##### INFORMATION GIVEN
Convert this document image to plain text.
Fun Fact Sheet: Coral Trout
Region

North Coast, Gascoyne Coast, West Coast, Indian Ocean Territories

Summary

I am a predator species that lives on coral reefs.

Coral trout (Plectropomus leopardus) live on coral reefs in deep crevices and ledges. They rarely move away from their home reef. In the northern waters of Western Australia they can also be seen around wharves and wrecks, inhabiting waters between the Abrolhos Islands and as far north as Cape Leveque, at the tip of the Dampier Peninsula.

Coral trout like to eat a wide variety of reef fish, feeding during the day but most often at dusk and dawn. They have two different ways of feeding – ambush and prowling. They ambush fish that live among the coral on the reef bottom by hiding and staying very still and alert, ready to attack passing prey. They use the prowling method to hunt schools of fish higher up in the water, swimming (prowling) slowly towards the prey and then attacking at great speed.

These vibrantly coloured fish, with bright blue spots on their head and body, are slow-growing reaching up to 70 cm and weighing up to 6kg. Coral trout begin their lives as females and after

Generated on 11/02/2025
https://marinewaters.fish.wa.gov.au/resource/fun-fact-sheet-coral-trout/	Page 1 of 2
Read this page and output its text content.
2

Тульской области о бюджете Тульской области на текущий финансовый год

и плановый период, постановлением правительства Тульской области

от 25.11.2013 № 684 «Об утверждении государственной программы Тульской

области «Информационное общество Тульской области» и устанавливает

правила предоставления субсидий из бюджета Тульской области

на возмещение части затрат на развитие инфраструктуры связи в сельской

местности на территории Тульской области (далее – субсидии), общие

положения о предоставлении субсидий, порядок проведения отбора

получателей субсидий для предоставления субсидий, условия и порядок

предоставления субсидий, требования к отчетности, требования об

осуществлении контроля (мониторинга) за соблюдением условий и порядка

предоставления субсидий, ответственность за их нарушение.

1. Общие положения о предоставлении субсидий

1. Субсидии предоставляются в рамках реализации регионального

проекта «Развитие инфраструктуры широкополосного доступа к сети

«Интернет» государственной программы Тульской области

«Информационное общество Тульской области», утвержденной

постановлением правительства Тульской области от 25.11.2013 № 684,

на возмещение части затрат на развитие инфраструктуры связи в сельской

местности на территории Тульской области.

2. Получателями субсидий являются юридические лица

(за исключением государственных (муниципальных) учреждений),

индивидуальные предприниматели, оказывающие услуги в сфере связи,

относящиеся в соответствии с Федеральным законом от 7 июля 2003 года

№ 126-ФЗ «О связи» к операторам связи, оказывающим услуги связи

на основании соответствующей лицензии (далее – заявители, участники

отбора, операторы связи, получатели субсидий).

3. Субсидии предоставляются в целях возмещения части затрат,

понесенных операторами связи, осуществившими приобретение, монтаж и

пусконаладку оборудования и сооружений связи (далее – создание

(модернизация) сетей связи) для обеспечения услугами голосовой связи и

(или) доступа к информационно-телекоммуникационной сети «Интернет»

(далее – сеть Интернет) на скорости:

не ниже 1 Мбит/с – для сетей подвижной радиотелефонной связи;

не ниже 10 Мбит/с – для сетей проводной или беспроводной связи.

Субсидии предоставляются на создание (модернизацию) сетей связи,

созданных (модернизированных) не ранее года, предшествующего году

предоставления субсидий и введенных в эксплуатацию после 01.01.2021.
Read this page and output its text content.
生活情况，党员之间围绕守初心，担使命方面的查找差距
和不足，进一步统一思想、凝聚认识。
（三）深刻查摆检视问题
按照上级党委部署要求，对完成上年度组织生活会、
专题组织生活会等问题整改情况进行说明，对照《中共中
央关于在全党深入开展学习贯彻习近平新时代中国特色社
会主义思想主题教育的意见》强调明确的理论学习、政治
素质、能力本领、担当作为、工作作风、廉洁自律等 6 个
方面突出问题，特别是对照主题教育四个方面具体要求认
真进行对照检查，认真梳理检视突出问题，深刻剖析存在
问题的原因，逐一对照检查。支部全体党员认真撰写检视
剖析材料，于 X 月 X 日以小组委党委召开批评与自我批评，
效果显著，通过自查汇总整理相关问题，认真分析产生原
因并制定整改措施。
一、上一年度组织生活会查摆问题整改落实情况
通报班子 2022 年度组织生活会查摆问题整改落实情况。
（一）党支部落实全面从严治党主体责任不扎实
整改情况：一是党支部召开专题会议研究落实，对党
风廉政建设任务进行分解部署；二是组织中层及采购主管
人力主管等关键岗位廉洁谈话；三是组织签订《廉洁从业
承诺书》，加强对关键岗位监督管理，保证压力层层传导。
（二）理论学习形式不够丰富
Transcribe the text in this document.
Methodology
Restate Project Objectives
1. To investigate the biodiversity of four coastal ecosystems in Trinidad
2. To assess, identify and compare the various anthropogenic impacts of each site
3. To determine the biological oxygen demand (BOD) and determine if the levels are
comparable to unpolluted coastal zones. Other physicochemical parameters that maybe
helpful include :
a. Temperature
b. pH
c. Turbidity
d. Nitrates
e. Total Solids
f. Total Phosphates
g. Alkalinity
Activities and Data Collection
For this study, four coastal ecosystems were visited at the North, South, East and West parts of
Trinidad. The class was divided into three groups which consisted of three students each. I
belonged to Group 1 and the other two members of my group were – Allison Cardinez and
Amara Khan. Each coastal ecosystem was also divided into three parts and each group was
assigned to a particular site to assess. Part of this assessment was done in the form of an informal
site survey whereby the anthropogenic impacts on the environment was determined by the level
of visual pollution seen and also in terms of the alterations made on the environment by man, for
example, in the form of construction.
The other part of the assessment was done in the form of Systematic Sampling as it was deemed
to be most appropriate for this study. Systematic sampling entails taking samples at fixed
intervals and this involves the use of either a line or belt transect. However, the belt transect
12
##########
* _TASK_: Identify every line holding the word "anthropogenic" and copy it out.

* _RESPONSE TO THIS TASK_:
2. To assess, identify and compare the various anthropogenic impacts of each site
site survey whereby the anthropogenic impacts on the environment was determined by the level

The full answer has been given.